-- begin Provided entries --

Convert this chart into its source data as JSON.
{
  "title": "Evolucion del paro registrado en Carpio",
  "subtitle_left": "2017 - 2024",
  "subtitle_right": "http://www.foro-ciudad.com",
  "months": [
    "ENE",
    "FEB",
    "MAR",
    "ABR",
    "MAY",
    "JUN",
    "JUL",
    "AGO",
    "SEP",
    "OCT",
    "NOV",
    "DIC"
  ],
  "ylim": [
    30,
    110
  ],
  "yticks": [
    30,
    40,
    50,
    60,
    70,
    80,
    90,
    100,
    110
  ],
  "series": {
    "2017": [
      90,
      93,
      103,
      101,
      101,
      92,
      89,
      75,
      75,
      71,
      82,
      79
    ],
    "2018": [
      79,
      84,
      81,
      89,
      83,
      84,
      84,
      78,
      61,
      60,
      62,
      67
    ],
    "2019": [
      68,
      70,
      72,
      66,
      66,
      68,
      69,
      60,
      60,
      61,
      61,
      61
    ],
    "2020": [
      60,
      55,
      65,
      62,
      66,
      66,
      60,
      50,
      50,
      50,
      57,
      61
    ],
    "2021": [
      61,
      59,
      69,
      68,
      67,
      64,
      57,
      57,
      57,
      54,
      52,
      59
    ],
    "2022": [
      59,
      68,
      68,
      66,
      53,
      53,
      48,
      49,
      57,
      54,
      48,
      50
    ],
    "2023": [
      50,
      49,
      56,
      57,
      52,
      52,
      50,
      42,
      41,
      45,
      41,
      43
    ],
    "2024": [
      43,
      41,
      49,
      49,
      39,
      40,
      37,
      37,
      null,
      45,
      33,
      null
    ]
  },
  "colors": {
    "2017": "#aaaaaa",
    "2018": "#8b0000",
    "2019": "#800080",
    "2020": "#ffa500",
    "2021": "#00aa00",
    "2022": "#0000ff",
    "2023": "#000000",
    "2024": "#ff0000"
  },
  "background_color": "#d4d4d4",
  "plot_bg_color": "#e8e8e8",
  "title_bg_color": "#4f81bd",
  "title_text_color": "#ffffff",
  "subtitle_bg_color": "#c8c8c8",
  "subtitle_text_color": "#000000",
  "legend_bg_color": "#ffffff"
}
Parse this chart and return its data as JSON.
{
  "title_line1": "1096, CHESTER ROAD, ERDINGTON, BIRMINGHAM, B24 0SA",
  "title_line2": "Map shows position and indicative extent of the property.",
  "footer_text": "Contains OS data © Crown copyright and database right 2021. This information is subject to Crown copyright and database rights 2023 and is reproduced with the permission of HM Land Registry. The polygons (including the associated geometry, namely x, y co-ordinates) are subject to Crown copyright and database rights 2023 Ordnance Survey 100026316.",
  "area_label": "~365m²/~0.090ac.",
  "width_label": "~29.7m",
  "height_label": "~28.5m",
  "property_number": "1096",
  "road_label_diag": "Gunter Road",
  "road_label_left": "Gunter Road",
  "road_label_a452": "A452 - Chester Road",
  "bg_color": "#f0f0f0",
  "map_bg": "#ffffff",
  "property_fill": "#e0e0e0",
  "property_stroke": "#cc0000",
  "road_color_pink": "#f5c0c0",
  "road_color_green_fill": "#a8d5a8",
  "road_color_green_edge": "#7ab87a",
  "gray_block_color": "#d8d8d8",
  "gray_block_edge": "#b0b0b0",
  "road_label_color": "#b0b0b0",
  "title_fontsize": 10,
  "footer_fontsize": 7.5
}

-- end Provided entries --

**What to produce:** Find the word "JSON" in the entries above and gather every line that holds it.

**Reply:**
Convert this chart into its source data as JSON.
Parse this chart and return its data as JSON.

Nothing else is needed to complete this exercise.